Pull out every line of the listing below where "number" appears.

::::

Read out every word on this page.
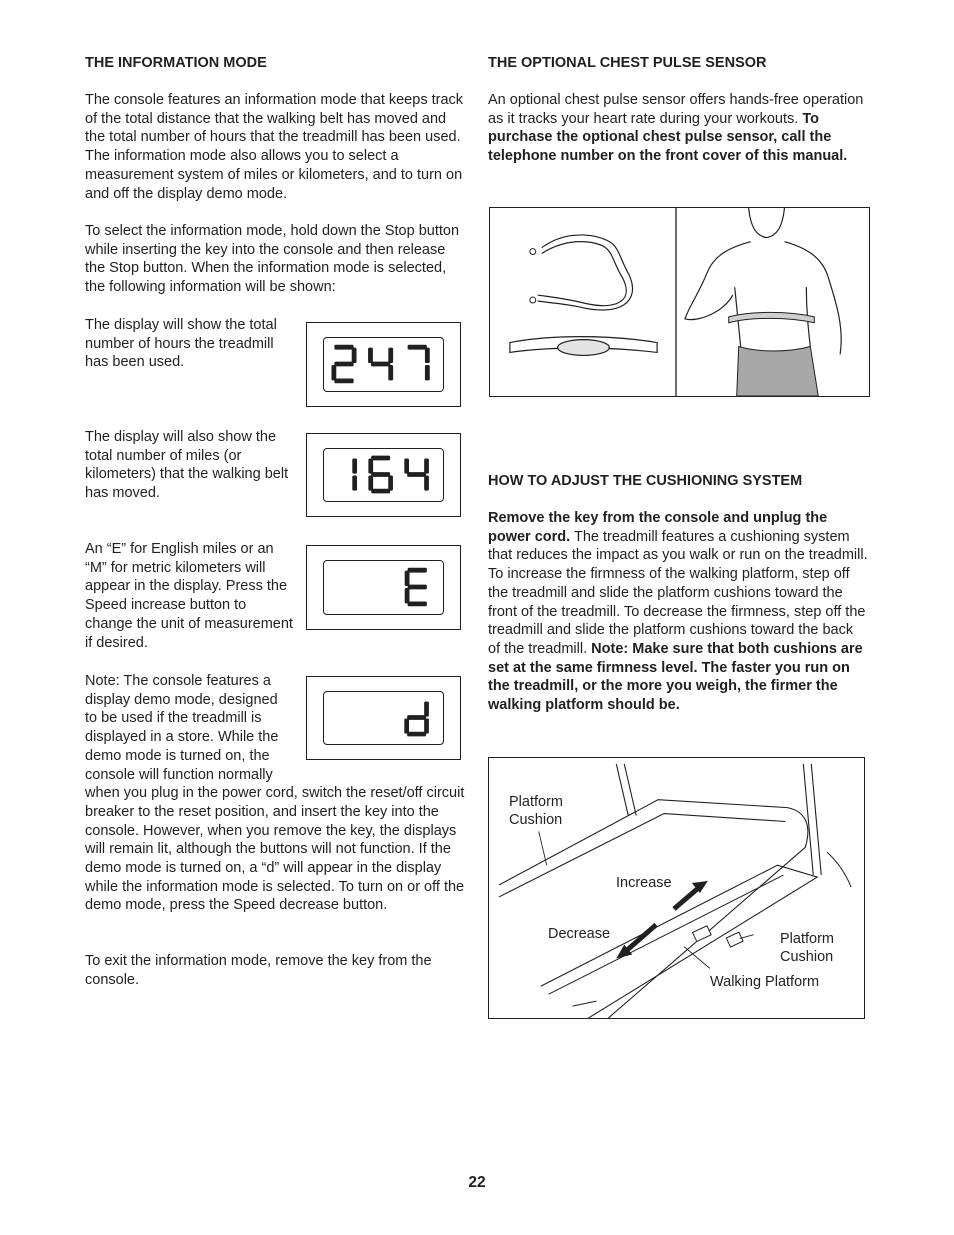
THE INFORMATION MODE

The console features an information mode that keeps track of the total distance that the walking belt has moved and the total number of hours that the treadmill has been used. The information mode also allows you to select a measurement system of miles or kilometers, and to turn on and off the display demo mode.

To select the information mode, hold down the Stop button while inserting the key into the console and then release the Stop button. When the information mode is selected, the following information will be shown:

The display will show the total number of hours the treadmill has been used.

The display will also show the total number of miles (or kilometers) that the walking belt has moved.

An “E” for English miles or an “M” for metric kilometers will appear in the display. Press the Speed increase button to change the unit of measurement if desired.

Note: The console features a display demo mode, designed to be used if the treadmill is displayed in a store. While the demo mode is turned on, the console will function normally when you plug in the power cord, switch the reset/off circuit breaker to the reset position, and insert the key into the console. However, when you remove the key, the displays will remain lit, although the buttons will not function. If the demo mode is turned on, a “d” will appear in the display while the information mode is selected. To turn on or off the demo mode, press the Speed decrease button.

To exit the information mode, remove the key from the console.

THE OPTIONAL CHEST PULSE SENSOR

An optional chest pulse sensor offers hands-free operation as it tracks your heart rate during your workouts. To purchase the optional chest pulse sensor, call the telephone number on the front cover of this manual.

HOW TO ADJUST THE CUSHIONING SYSTEM

Remove the key from the console and unplug the power cord. The treadmill features a cushioning system that reduces the impact as you walk or run on the treadmill. To increase the firmness of the walking platform, step off the treadmill and slide the platform cushions toward the front of the treadmill. To decrease the firmness, step off the treadmill and slide the platform cushions toward the back of the treadmill. Note: Make sure that both cushions are set at the same firmness level. The faster you run on the treadmill, or the more you weigh, the firmer the walking platform should be.

Platform Cushion

Increase

Decrease	Platform Cushion

Walking Platform

22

::::

__Solution to this task__
The console features an information mode that keeps track of the total distance that the walking belt has moved and the total number of hours that the treadmill has been used. The information mode also allows you to select a measurement system of miles or kilometers, and to turn on and off the display demo mode.
The display will show the total number of hours the treadmill has been used.
The display will also show the total number of miles (or kilometers) that the walking belt has moved.
An optional chest pulse sensor offers hands-free operation as it tracks your heart rate during your workouts. To purchase the optional chest pulse sensor, call the telephone number on the front cover of this manual.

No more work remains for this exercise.